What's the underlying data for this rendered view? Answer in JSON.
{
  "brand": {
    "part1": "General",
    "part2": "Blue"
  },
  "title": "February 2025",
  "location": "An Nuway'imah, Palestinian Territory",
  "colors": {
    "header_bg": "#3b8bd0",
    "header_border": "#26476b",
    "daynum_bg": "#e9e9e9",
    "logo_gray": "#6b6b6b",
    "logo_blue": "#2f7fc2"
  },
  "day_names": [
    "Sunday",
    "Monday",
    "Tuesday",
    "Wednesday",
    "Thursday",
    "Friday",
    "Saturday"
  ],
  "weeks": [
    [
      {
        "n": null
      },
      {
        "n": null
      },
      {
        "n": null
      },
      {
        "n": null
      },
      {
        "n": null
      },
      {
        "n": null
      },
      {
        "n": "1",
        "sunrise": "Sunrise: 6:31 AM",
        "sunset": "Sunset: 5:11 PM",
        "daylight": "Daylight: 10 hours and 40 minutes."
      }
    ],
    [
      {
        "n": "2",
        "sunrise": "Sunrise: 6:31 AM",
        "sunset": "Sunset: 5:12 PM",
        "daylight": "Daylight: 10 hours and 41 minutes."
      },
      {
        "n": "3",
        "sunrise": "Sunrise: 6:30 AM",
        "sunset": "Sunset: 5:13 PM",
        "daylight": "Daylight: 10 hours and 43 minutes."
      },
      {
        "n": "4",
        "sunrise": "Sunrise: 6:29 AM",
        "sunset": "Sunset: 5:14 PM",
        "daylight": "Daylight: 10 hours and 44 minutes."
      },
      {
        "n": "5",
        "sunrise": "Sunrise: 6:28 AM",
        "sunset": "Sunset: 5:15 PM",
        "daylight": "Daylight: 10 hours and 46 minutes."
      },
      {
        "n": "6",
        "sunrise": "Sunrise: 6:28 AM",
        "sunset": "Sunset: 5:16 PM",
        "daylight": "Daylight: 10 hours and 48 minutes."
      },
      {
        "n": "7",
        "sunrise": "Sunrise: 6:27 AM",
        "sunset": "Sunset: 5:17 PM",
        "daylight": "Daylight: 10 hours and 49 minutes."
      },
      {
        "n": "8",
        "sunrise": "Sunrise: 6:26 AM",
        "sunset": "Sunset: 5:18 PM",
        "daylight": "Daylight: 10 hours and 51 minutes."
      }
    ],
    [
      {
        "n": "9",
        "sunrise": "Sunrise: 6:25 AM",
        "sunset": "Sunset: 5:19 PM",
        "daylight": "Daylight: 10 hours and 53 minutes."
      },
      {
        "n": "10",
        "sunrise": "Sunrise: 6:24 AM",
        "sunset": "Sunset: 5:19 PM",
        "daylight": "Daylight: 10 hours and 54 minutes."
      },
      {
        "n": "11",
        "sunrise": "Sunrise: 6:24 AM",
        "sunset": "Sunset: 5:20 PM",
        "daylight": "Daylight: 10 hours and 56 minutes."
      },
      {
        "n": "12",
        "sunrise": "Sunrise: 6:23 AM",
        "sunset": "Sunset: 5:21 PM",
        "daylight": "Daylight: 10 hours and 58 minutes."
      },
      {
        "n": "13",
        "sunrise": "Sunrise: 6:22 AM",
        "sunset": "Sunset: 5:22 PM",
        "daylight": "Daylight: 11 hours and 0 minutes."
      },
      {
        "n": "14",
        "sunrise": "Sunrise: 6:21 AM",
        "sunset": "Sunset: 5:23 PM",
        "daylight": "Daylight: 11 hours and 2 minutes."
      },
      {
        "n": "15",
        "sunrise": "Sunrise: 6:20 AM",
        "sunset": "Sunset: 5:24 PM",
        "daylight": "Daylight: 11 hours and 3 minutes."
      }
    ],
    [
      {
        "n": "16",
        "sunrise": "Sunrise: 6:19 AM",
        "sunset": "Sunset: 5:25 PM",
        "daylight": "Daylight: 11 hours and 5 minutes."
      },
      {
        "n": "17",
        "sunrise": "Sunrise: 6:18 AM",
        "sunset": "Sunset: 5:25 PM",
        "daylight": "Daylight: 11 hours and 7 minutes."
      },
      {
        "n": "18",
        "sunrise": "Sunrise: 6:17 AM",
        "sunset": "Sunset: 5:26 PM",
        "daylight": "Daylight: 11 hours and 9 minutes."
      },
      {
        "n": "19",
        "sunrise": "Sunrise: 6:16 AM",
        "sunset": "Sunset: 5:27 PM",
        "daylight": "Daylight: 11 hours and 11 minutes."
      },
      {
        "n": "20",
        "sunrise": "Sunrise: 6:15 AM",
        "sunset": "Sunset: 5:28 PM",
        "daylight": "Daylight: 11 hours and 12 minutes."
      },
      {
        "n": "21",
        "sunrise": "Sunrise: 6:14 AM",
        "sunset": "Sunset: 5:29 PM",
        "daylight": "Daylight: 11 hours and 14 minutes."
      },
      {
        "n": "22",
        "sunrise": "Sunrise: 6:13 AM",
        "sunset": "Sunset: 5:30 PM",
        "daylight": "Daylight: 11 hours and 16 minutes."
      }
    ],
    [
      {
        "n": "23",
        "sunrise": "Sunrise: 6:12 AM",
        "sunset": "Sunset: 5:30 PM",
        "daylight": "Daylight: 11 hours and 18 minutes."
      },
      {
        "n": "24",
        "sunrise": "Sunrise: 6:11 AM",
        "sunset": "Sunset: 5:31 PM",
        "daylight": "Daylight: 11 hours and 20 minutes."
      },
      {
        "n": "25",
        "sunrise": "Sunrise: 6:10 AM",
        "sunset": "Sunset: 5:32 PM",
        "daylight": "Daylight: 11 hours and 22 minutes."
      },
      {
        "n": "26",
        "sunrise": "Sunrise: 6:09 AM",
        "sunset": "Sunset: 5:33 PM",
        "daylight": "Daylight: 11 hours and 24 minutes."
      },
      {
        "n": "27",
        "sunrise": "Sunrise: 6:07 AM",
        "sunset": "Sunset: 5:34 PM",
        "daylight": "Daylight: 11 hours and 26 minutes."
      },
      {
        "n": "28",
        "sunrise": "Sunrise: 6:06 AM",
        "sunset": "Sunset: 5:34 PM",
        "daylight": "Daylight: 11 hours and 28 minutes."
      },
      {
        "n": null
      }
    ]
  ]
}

**WHAT THE TASK REQUIRES:**
Your task is to quote the listing above word for word.

**OUTPUT OF THE EXERCISE:**
What's the underlying data for this rendered view? Answer in JSON.
{
  "brand": {
    "part1": "General",
    "part2": "Blue"
  },
  "title": "February 2025",
  "location": "An Nuway'imah, Palestinian Territory",
  "colors": {
    "header_bg": "#3b8bd0",
    "header_border": "#26476b",
    "daynum_bg": "#e9e9e9",
    "logo_gray": "#6b6b6b",
    "logo_blue": "#2f7fc2"
  },
  "day_names": [
    "Sunday",
    "Monday",
    "Tuesday",
    "Wednesday",
    "Thursday",
    "Friday",
    "Saturday"
  ],
  "weeks": [
    [
      {
        "n": null
      },
      {
        "n": null
      },
      {
        "n": null
      },
      {
        "n": null
      },
      {
        "n": null
      },
      {
        "n": null
      },
      {
        "n": "1",
        "sunrise": "Sunrise: 6:31 AM",
        "sunset": "Sunset: 5:11 PM",
        "daylight": "Daylight: 10 hours and 40 minutes."
      }
    ],
    [
      {
        "n": "2",
        "sunrise": "Sunrise: 6:31 AM",
        "sunset": "Sunset: 5:12 PM",
        "daylight": "Daylight: 10 hours and 41 minutes."
      },
      {
        "n": "3",
        "sunrise": "Sunrise: 6:30 AM",
        "sunset": "Sunset: 5:13 PM",
        "daylight": "Daylight: 10 hours and 43 minutes."
      },
      {
        "n": "4",
        "sunrise": "Sunrise: 6:29 AM",
        "sunset": "Sunset: 5:14 PM",
        "daylight": "Daylight: 10 hours and 44 minutes."
      },
      {
        "n": "5",
        "sunrise": "Sunrise: 6:28 AM",
        "sunset": "Sunset: 5:15 PM",
        "daylight": "Daylight: 10 hours and 46 minutes."
      },
      {
        "n": "6",
        "sunrise": "Sunrise: 6:28 AM",
        "sunset": "Sunset: 5:16 PM",
        "daylight": "Daylight: 10 hours and 48 minutes."
      },
      {
        "n": "7",
        "sunrise": "Sunrise: 6:27 AM",
        "sunset": "Sunset: 5:17 PM",
        "daylight": "Daylight: 10 hours and 49 minutes."
      },
      {
        "n": "8",
        "sunrise": "Sunrise: 6:26 AM",
        "sunset": "Sunset: 5:18 PM",
        "daylight": "Daylight: 10 hours and 51 minutes."
      }
    ],
    [
      {
        "n": "9",
        "sunrise": "Sunrise: 6:25 AM",
        "sunset": "Sunset: 5:19 PM",
        "daylight": "Daylight: 10 hours and 53 minutes."
      },
      {
        "n": "10",
        "sunrise": "Sunrise: 6:24 AM",
        "sunset": "Sunset: 5:19 PM",
        "daylight": "Daylight: 10 hours and 54 minutes."
      },
      {
        "n": "11",
        "sunrise": "Sunrise: 6:24 AM",
        "sunset": "Sunset: 5:20 PM",
        "daylight": "Daylight: 10 hours and 56 minutes."
      },
      {
        "n": "12",
        "sunrise": "Sunrise: 6:23 AM",
        "sunset": "Sunset: 5:21 PM",
        "daylight": "Daylight: 10 hours and 58 minutes."
      },
      {
        "n": "13",
        "sunrise": "Sunrise: 6:22 AM",
        "sunset": "Sunset: 5:22 PM",
        "daylight": "Daylight: 11 hours and 0 minutes."
      },
      {
        "n": "14",
        "sunrise": "Sunrise: 6:21 AM",
        "sunset": "Sunset: 5:23 PM",
        "daylight": "Daylight: 11 hours and 2 minutes."
      },
      {
        "n": "15",
        "sunrise": "Sunrise: 6:20 AM",
        "sunset": "Sunset: 5:24 PM",
        "daylight": "Daylight: 11 hours and 3 minutes."
      }
    ],
    [
      {
        "n": "16",
        "sunrise": "Sunrise: 6:19 AM",
        "sunset": "Sunset: 5:25 PM",
        "daylight": "Daylight: 11 hours and 5 minutes."
      },
      {
        "n": "17",
        "sunrise": "Sunrise: 6:18 AM",
        "sunset": "Sunset: 5:25 PM",
        "daylight": "Daylight: 11 hours and 7 minutes."
      },
      {
        "n": "18",
        "sunrise": "Sunrise: 6:17 AM",
        "sunset": "Sunset: 5:26 PM",
        "daylight": "Daylight: 11 hours and 9 minutes."
      },
      {
        "n": "19",
        "sunrise": "Sunrise: 6:16 AM",
        "sunset": "Sunset: 5:27 PM",
        "daylight": "Daylight: 11 hours and 11 minutes."
      },
      {
        "n": "20",
        "sunrise": "Sunrise: 6:15 AM",
        "sunset": "Sunset: 5:28 PM",
        "daylight": "Daylight: 11 hours and 12 minutes."
      },
      {
        "n": "21",
        "sunrise": "Sunrise: 6:14 AM",
        "sunset": "Sunset: 5:29 PM",
        "daylight": "Daylight: 11 hours and 14 minutes."
      },
      {
        "n": "22",
        "sunrise": "Sunrise: 6:13 AM",
        "sunset": "Sunset: 5:30 PM",
        "daylight": "Daylight: 11 hours and 16 minutes."
      }
    ],
    [
      {
        "n": "23",
        "sunrise": "Sunrise: 6:12 AM",
        "sunset": "Sunset: 5:30 PM",
        "daylight": "Daylight: 11 hours and 18 minutes."
      },
      {
        "n": "24",
        "sunrise": "Sunrise: 6:11 AM",
        "sunset": "Sunset: 5:31 PM",
        "daylight": "Daylight: 11 hours and 20 minutes."
      },
      {
        "n": "25",
        "sunrise": "Sunrise: 6:10 AM",
        "sunset": "Sunset: 5:32 PM",
        "daylight": "Daylight: 11 hours and 22 minutes."
      },
      {
        "n": "26",
        "sunrise": "Sunrise: 6:09 AM",
        "sunset": "Sunset: 5:33 PM",
        "daylight": "Daylight: 11 hours and 24 minutes."
      },
      {
        "n": "27",
        "sunrise": "Sunrise: 6:07 AM",
        "sunset": "Sunset: 5:34 PM",
        "daylight": "Daylight: 11 hours and 26 minutes."
      },
      {
        "n": "28",
        "sunrise": "Sunrise: 6:06 AM",
        "sunset": "Sunset: 5:34 PM",
        "daylight": "Daylight: 11 hours and 28 minutes."
      },
      {
        "n": null
      }
    ]
  ]
}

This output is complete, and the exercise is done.